## RECORD EXCERPTS

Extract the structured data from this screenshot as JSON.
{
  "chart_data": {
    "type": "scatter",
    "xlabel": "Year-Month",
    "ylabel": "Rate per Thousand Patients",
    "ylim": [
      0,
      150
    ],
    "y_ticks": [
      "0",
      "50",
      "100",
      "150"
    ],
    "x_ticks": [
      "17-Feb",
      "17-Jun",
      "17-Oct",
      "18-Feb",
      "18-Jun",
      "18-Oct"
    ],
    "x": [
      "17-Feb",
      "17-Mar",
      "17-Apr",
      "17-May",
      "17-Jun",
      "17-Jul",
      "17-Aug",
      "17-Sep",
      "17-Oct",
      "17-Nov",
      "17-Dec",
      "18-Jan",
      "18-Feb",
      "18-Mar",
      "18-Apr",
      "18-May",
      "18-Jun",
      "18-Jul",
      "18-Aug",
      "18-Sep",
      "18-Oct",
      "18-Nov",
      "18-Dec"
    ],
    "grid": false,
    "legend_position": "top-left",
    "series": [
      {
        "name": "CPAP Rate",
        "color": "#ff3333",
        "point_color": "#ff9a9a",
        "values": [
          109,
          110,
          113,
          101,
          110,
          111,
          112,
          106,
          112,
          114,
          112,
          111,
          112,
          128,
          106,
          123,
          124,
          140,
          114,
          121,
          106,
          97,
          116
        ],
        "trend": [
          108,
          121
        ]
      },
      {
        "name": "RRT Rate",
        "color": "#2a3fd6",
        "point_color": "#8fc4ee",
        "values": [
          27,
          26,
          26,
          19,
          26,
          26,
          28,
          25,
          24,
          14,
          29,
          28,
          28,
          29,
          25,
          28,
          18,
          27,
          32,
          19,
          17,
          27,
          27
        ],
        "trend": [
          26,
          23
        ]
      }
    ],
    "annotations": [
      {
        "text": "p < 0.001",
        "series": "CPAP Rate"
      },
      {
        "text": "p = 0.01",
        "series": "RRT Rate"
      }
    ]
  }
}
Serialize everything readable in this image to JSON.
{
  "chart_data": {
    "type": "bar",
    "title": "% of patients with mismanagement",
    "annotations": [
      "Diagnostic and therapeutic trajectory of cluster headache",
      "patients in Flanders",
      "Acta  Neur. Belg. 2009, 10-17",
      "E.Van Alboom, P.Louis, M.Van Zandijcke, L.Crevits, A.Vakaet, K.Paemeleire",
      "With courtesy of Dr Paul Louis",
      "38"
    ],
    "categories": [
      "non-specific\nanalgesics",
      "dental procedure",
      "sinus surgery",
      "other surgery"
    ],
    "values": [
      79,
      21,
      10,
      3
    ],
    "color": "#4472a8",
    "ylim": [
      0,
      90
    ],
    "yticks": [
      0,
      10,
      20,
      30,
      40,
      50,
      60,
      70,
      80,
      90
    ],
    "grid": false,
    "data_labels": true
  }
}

## WHAT YOU SHOULD DO
In the entries, find every line holding "Rate" and copy it.

## OUTPUT BELOW
    "ylabel": "Rate per Thousand Patients",
        "name": "CPAP Rate",
        "name": "RRT Rate",
        "series": "CPAP Rate"
        "series": "RRT Rate"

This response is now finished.